Problem description: Print the listing below in its entirety, character for character.
* Begin Records *
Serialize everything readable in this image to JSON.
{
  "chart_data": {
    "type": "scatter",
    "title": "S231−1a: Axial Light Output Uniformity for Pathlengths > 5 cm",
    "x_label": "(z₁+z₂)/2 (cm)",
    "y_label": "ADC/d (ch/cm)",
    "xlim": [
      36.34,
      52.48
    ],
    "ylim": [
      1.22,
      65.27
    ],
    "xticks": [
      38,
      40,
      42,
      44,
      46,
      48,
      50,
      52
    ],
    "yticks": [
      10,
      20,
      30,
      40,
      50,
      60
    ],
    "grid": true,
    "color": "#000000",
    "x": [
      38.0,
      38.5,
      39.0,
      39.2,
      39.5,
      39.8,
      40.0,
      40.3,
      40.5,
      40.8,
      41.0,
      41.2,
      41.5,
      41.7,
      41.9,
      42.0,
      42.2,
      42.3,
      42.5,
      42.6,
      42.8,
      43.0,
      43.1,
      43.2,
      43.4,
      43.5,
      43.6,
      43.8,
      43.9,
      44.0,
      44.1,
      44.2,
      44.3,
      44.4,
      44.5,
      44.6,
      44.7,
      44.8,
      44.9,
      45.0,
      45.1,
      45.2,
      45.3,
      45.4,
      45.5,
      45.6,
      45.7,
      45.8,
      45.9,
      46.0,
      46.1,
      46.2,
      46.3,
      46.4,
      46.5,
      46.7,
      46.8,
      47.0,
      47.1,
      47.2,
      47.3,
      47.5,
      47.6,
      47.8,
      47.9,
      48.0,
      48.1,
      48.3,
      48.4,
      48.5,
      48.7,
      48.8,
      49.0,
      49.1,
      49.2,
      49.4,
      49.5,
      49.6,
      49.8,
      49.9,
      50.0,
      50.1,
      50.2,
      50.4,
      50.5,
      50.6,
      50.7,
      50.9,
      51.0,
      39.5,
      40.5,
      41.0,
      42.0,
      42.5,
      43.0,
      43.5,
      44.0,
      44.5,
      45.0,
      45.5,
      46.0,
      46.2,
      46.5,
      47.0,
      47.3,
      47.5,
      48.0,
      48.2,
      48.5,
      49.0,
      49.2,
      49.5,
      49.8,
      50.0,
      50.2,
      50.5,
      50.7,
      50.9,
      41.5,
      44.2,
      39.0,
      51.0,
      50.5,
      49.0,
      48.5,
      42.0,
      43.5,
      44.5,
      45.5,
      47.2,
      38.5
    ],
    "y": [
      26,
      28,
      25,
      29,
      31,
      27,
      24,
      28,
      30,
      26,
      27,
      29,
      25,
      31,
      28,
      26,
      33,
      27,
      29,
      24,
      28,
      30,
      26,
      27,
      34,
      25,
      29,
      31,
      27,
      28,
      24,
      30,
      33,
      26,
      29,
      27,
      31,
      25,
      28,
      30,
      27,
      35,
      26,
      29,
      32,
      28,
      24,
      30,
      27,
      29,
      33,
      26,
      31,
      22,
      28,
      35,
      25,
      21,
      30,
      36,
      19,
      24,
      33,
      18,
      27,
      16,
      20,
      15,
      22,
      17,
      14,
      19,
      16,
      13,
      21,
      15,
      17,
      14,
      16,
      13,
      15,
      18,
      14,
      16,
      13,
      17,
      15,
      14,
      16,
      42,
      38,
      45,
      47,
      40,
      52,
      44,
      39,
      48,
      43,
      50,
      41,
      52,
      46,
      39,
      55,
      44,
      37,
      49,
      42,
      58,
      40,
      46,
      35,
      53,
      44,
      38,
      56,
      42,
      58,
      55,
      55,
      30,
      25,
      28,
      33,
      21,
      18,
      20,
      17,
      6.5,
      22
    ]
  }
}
* End Records *
Response to the task:
Serialize everything readable in this image to JSON.
{
  "chart_data": {
    "type": "scatter",
    "title": "S231−1a: Axial Light Output Uniformity for Pathlengths > 5 cm",
    "x_label": "(z₁+z₂)/2 (cm)",
    "y_label": "ADC/d (ch/cm)",
    "xlim": [
      36.34,
      52.48
    ],
    "ylim": [
      1.22,
      65.27
    ],
    "xticks": [
      38,
      40,
      42,
      44,
      46,
      48,
      50,
      52
    ],
    "yticks": [
      10,
      20,
      30,
      40,
      50,
      60
    ],
    "grid": true,
    "color": "#000000",
    "x": [
      38.0,
      38.5,
      39.0,
      39.2,
      39.5,
      39.8,
      40.0,
      40.3,
      40.5,
      40.8,
      41.0,
      41.2,
      41.5,
      41.7,
      41.9,
      42.0,
      42.2,
      42.3,
      42.5,
      42.6,
      42.8,
      43.0,
      43.1,
      43.2,
      43.4,
      43.5,
      43.6,
      43.8,
      43.9,
      44.0,
      44.1,
      44.2,
      44.3,
      44.4,
      44.5,
      44.6,
      44.7,
      44.8,
      44.9,
      45.0,
      45.1,
      45.2,
      45.3,
      45.4,
      45.5,
      45.6,
      45.7,
      45.8,
      45.9,
      46.0,
      46.1,
      46.2,
      46.3,
      46.4,
      46.5,
      46.7,
      46.8,
      47.0,
      47.1,
      47.2,
      47.3,
      47.5,
      47.6,
      47.8,
      47.9,
      48.0,
      48.1,
      48.3,
      48.4,
      48.5,
      48.7,
      48.8,
      49.0,
      49.1,
      49.2,
      49.4,
      49.5,
      49.6,
      49.8,
      49.9,
      50.0,
      50.1,
      50.2,
      50.4,
      50.5,
      50.6,
      50.7,
      50.9,
      51.0,
      39.5,
      40.5,
      41.0,
      42.0,
      42.5,
      43.0,
      43.5,
      44.0,
      44.5,
      45.0,
      45.5,
      46.0,
      46.2,
      46.5,
      47.0,
      47.3,
      47.5,
      48.0,
      48.2,
      48.5,
      49.0,
      49.2,
      49.5,
      49.8,
      50.0,
      50.2,
      50.5,
      50.7,
      50.9,
      41.5,
      44.2,
      39.0,
      51.0,
      50.5,
      49.0,
      48.5,
      42.0,
      43.5,
      44.5,
      45.5,
      47.2,
      38.5
    ],
    "y": [
      26,
      28,
      25,
      29,
      31,
      27,
      24,
      28,
      30,
      26,
      27,
      29,
      25,
      31,
      28,
      26,
      33,
      27,
      29,
      24,
      28,
      30,
      26,
      27,
      34,
      25,
      29,
      31,
      27,
      28,
      24,
      30,
      33,
      26,
      29,
      27,
      31,
      25,
      28,
      30,
      27,
      35,
      26,
      29,
      32,
      28,
      24,
      30,
      27,
      29,
      33,
      26,
      31,
      22,
      28,
      35,
      25,
      21,
      30,
      36,
      19,
      24,
      33,
      18,
      27,
      16,
      20,
      15,
      22,
      17,
      14,
      19,
      16,
      13,
      21,
      15,
      17,
      14,
      16,
      13,
      15,
      18,
      14,
      16,
      13,
      17,
      15,
      14,
      16,
      42,
      38,
      45,
      47,
      40,
      52,
      44,
      39,
      48,
      43,
      50,
      41,
      52,
      46,
      39,
      55,
      44,
      37,
      49,
      42,
      58,
      40,
      46,
      35,
      53,
      44,
      38,
      56,
      42,
      58,
      55,
      55,
      30,
      25,
      28,
      33,
      21,
      18,
      20,
      17,
      6.5,
      22
    ]
  }
}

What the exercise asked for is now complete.